**TEXT PROVIDED**
▬▬▬▬▬▬▬▬▬▬

Bothell reports that HELIOCENTRIC NET/STIGMATA is closed (the
anthology is filled up, and there is no 1998 anthology).

================================================================

MARKET INFORMATION
==================
Please note: Inklings does its best to print only accurate market
info. However, it cannot be held responsible for lost postage,
time, etc. that you may incur due to inaccuracies. Do not send
submissions by email before inquiring first. You should get
current, detailed guidelines before submitting. Include SASE for
snailmail replies. More market info at:
http://www.inkspot.com/~ohi/inkspot/marketinfo.html.

SPECIAL THANKS TO THE FOLLOWING MARKET SOURCES:

SCAVENGER'S NEWSLETTER
Monthly market info letter for sf/f/h/m writers &
artists.
More info at:
http://users.aol.com/Lemarchand/scavenger.html
THE GILA QUEEN'S GUIDE TO MARKETS
POB 97, Newton, NJ 07860-0097 Email:K.Ptacek@genie.com
http://www.teleport.com/~alecwest/gila.htm
CHILDREN'S WRITERS MARKET LIST
Available by e-mail or snailmail. Email
mshauers@midusa.net.

==-----------------------------------------------------==

"FNASR" = First North American Serial Rights, "SASE" =
self-addressed, stamped envelope, "simsubs" = simultaneous
submissions, "mss" = manuscript, "RT" = response time, "GL" =
guidelines, "wds" = words.

PAYING MARKETS:

Shadow Sword Presents: The Heroines Of Fantasy #5
-------------------------------------------------
Glenda Woodrum, Editor, 1085 NE 179th Terrace, North Miami Beach,
FL 33162-1256. Heroic fantasy/sword & sorcery/high fantasy.
Annual (these GL are for 1998 edition). Full-sized. One-time
rights. Fiction up to 10,000 wds. Query for works over 8,000 wds.
Nonfiction. For fiction/nonfiction pays 50 cents per text page
before illos + 1 contributor's copy. Poetry, pays $1/poem.
Reading period: Jan.1/97-Dec.1/97. (As this title fills rapidly,
it's wise to send your submission early in the year). Adult
publication specializing in stories, articles, & artwork by and
for fantasy enthusiasts. No firearms, no modern or real world
settings, no computers or technology. "Remember, the basis for
the genres I publish is that the worlds are ones where magic,
not machinery, is the technology of the world." Seeking stories
with an action/adventure basis only. "I want to see sword
fights, magic and conflict." (Source: Scavenger's Newsletter,
Dec/96).

A Splash Of Crimson
-------------------
Amy Grech, 125 Greenpoint Ave., Apt 4-D, Brooklyn, NY 11222 or
Tasha Young, 25 Peppermill Ct., College Park, GA 30349.
Originals and reprints. FNASR. Fiction 250-10,000 wds. Pays
3-5c/wd on publication. "We are looking for elegant,
understated dark fantasy and horror stories for this anthology
that will stir our blood, speed our heart and chill our souls...
outright gore won't cut it. Neither will gratuitous sex or
violence." No email submissions.

▬▬▬▬▬▬▬▬▬▬

**COLLECTED DATA**
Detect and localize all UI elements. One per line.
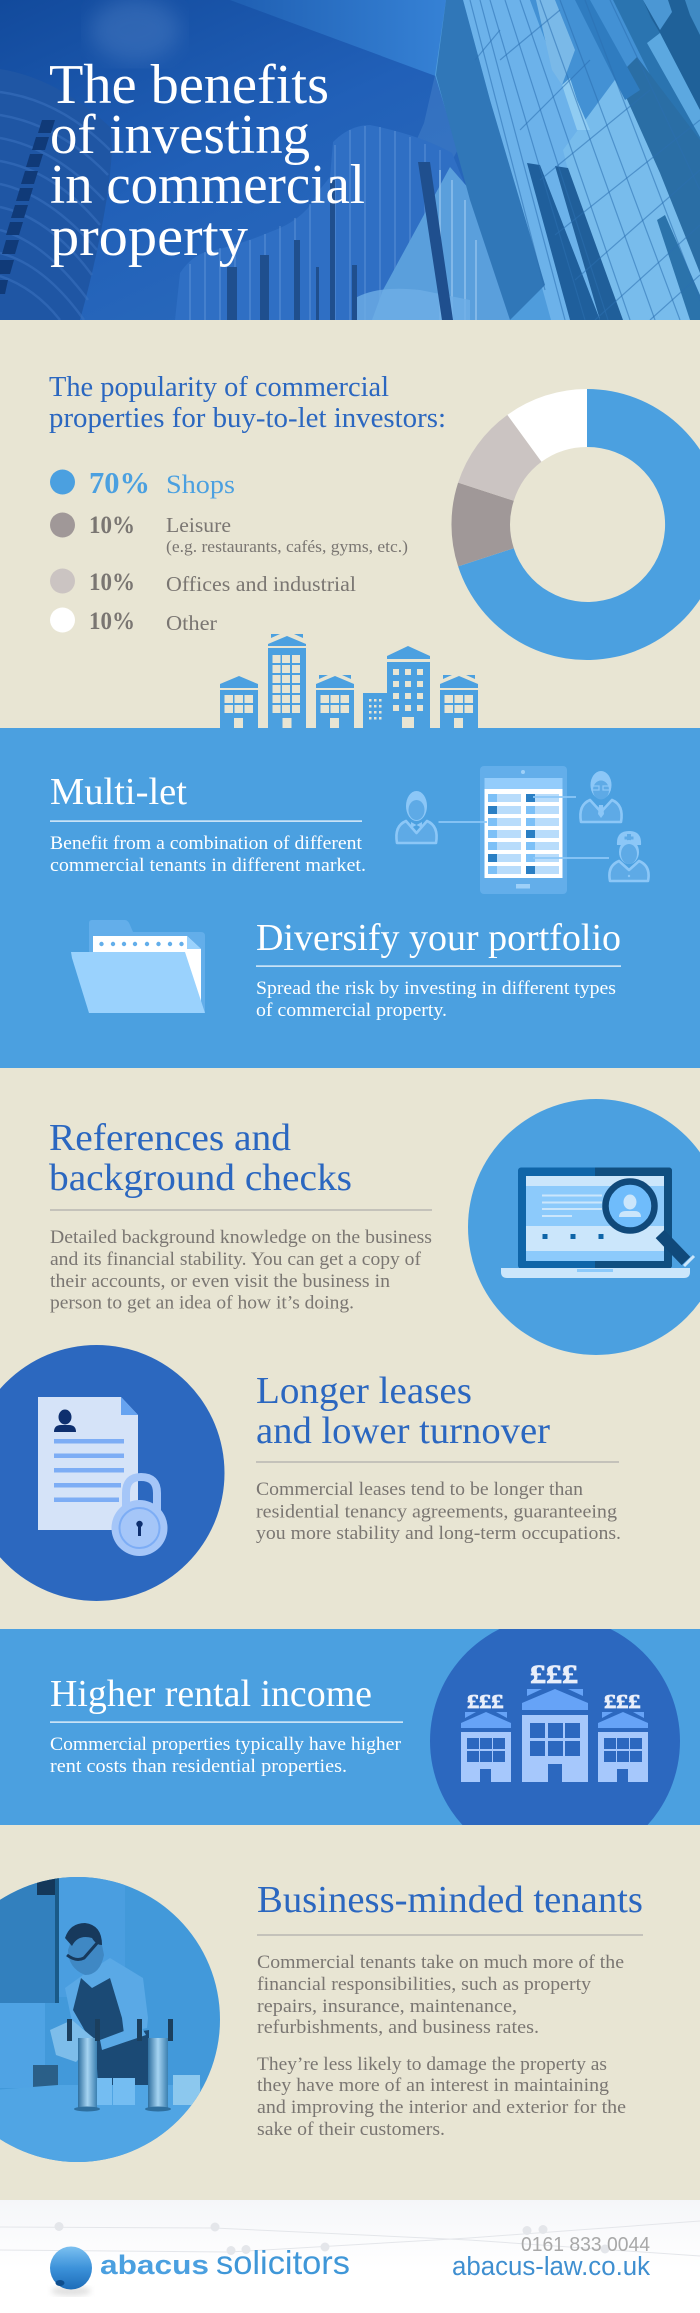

▬▬▬▬▬▬▬▬▬▬

**INSTRUCTIONS**
1. Answer from the writers' market newsletter:
(a) What does A Splash Of Crimson pay for fiction?
(b) What is the reading period for The Heroines Of Fantasy #5?
(c) What does the abbreviation "RT" stand for?
2. Revise the writers' market newsletter by reproducing the passage between "SPECIAL THANKS TO" and "mshauers@midusa.net.", inclusive, with "Monthly" changed to "Biweekly".
3. Write the next part of the writers' market newsletter, picking up after its final sentence.

**ANSWERS GIVEN**
1.
(a) 3-5c/wd on publication
(b) Jan.1/97-Dec.1/97
(c) Response time

2.
SPECIAL THANKS TO THE FOLLOWING MARKET SOURCES:

SCAVENGER'S NEWSLETTER
Biweekly market info letter for sf/f/h/m writers &
artists.
More info at:
http://users.aol.com/Lemarchand/scavenger.html
THE GILA QUEEN'S GUIDE TO MARKETS
POB 97, Newton, NJ 07860-0097 Email:K.Ptacek@genie.com
http://www.teleport.com/~alecwest/gila.htm
CHILDREN'S WRITERS MARKET LIST
Available by e-mail or snailmail. Email
mshauers@midusa.net.

3.
Faces
-----
7 School Street, Peterborough, NH 03458: Denise Babcock, Managing
Editor. This secular publication for 8 to 14 year olds uses
fiction 500-1000 words, nonfiction of 300-1000 words. They like
folk tales, legends, stories from around the world. Pay varies
from .20-.25 word. They have theme lists. (Source: Children's
Writer's Market List)

Strange Fiction
---------------
Michele Keener, c/o Strange Fiction, POB 1207, Ashland, NH
03217-1207. Bimonthly hardcopy literary magazine which accepts
unsolicited submissions in the genres of SF, Fantasy, Horror and
Speculative Fiction. Payment: Flat Rate - $10.00 per accepted
submission. Short stories 500 -- 10,000 words, may consider
serializing longer works. We have published works ranging from
500 to 10,000 words and may consider serializing longer works.
Responds in 3 months. Write to email below for full guidelines.
Reserves 1st US Serial Rights. Considering anthology at later
date. Subscription rates : $15.00 for one year (6 issues) NO
EMAIL SUBMISSIONS. All submissions should be double spaced with
the author's name, phone number address and Email address (where
appropriate) appearing on the first page. (verified Dec.9)
Email: m_keener@oz.plymouth.edu (queries only)

Tropi-Ties
----------
Tropical travel ezine and online catalog. Seeks articles. Travel,
food, gardening sections. Focus on exotic destinations, sensual
gardens, tropical foods. "Articles must be informative and have a
sense of adventure to them and must be fairly short (1500-2500
words.) Good pictures are a must!" Pays $50/article.
Email: C. Alpers, tropitie@silcom.com
URL: http://www.silcom.com/~tropitie/

Family Values
-------------
Carlene Smart, Editor. Family Values, P.O.Box 34, Lee, ME 04455.
Family publication. March Issue theme: "Spring Fever", need
material on remarriage, adoption, only children, homeschooling,
pets, computers. June issue deadline: Feb.28 - features unique
family vacations, child care on vacation, when traveling solo
(without the children), Empty Nest Syndrome. Articles can run
750-1,000 words. "We need column writers - these will rotate each
issue unless we find one person that really seems to have several
good ideas to develop." Columns are 500-750 words. $10/column
each on acceptance, $10/article for 750 wds, $15 for 1,000 wds.
Buys one-time, FNASR. For full guidelines, send request to
address below. (info verified Dec.9)
Email: Carlene Smart - Carlene@agate.net

Byline magazine
---------------
PO Box 130596, Edmond, OK 73013-0001. FICTION: general short
fiction, mainstream, literary, or genre, 2,000-4,000 wds. $100 on
acceptance. FEATURES: Instructional or motivational articles
useful to writers, especially how-to-write or how-to-sell to
specific market areas. 1500-1800 wds, query or submit full mss.
$50 on acceptance. END PIECE: A strong, thoughtful, first-person
essay of 700-750 words, related to writing. May be humorous,
motivational or philosophical. Read several back issues as
examples. $35 on acceptance. DEPARTMENTS: read magazine for
examples. $20/first sale story, 300-400 wds.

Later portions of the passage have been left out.